** Given data **
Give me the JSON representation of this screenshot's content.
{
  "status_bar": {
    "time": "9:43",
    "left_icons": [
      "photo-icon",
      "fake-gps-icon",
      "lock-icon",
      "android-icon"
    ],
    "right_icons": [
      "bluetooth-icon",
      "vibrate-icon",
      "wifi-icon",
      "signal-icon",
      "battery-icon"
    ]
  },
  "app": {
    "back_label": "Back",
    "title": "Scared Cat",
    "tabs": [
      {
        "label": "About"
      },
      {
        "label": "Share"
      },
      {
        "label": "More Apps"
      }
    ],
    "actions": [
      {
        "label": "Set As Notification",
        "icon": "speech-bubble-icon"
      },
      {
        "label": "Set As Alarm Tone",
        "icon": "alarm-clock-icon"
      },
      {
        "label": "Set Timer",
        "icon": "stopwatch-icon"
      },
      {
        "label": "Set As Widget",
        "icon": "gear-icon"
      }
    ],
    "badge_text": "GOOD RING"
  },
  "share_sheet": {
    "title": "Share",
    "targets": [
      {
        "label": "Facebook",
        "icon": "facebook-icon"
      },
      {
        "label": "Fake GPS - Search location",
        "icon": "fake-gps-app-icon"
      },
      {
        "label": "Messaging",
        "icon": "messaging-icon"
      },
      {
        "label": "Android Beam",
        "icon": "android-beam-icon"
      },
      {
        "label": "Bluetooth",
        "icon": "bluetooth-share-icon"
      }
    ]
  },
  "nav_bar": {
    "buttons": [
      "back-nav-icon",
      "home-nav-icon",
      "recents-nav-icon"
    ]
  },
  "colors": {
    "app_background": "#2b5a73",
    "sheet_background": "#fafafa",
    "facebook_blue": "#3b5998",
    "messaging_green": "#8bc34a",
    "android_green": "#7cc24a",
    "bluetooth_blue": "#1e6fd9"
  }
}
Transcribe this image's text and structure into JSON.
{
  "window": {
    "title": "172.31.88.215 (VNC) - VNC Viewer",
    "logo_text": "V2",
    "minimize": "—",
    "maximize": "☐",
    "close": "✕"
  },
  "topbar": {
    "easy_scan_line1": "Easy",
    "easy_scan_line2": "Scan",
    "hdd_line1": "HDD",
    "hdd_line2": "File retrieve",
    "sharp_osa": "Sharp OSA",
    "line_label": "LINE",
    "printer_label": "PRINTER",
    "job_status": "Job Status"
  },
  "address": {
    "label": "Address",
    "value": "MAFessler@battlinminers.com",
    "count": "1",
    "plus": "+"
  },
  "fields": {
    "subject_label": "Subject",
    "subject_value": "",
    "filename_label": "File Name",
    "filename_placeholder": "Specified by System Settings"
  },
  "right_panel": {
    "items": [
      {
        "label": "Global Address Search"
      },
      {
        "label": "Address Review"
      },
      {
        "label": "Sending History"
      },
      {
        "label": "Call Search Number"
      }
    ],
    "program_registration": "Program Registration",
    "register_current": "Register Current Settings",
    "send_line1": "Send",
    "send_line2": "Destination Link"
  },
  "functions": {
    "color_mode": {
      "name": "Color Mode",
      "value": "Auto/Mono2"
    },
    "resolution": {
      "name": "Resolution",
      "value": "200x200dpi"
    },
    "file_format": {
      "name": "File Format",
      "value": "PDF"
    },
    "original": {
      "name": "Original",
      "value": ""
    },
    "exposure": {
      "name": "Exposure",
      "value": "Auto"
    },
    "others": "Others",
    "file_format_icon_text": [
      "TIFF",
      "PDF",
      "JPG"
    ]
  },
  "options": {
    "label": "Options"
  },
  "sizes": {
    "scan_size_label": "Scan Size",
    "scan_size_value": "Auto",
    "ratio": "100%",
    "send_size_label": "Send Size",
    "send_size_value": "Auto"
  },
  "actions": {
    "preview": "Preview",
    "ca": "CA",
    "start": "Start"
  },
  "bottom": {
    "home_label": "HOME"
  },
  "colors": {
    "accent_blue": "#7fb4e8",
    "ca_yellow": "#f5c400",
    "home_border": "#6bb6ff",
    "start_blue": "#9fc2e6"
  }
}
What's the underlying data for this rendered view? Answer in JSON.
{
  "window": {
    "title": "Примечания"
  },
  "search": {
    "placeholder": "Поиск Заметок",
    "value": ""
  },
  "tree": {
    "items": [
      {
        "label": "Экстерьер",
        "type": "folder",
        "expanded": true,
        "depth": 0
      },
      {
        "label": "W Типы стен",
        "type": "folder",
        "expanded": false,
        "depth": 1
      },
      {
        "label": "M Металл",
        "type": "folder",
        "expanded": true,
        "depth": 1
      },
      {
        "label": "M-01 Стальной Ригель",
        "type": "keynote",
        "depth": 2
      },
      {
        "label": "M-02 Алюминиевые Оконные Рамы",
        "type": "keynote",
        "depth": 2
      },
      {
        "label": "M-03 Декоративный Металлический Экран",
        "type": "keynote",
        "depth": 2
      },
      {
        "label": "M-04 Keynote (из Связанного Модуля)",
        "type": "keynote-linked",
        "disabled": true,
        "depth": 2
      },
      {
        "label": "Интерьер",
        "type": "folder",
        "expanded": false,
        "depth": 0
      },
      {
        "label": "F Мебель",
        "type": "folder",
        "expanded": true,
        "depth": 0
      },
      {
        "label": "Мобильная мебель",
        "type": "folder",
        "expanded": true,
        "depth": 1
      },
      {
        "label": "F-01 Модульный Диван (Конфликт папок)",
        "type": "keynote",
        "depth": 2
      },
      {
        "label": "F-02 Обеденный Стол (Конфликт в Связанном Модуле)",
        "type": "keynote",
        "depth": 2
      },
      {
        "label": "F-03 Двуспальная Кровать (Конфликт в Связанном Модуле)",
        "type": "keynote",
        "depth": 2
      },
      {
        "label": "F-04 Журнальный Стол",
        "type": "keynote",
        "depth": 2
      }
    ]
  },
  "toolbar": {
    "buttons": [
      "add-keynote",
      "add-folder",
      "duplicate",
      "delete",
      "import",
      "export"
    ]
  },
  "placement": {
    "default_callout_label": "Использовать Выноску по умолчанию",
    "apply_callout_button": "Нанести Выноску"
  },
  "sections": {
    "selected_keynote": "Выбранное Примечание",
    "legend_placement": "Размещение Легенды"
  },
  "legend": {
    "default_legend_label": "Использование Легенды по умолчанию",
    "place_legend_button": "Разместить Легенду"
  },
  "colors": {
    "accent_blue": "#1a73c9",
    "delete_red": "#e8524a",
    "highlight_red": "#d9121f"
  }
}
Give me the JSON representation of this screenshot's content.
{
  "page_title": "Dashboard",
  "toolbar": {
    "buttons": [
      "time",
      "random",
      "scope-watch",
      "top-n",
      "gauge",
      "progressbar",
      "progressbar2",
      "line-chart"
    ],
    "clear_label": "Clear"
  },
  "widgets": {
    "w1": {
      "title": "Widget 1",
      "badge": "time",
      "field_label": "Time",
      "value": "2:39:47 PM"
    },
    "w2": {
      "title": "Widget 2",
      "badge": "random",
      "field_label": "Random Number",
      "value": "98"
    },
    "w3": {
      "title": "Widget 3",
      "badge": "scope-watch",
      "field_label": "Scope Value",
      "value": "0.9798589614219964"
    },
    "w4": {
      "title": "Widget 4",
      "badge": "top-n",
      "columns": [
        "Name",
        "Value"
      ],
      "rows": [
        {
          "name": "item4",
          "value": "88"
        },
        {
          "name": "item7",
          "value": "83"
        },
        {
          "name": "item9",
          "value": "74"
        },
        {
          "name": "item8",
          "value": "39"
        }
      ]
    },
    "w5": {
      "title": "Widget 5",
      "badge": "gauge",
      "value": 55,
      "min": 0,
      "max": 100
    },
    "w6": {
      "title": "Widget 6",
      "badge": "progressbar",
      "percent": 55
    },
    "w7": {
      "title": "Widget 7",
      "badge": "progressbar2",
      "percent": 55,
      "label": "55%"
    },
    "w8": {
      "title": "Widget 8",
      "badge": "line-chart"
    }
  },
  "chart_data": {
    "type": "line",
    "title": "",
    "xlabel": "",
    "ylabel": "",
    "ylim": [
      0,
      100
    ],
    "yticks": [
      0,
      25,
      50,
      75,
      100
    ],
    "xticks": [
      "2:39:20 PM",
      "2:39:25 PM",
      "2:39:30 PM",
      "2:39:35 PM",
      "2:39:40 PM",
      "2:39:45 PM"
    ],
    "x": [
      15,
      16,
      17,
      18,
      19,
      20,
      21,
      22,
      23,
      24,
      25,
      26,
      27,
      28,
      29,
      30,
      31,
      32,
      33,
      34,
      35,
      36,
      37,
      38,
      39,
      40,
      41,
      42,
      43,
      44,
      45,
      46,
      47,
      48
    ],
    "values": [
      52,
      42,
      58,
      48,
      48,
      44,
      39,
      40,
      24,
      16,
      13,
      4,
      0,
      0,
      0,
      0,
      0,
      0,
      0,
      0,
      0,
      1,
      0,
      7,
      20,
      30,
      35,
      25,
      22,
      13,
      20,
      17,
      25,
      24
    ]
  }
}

** Exercise objective **
Pull out every line holding "Легенды" from the records above, and copy it.

** The completed task **
    "legend_placement": "Размещение Легенды"
    "default_legend_label": "Использование Легенды по умолчанию",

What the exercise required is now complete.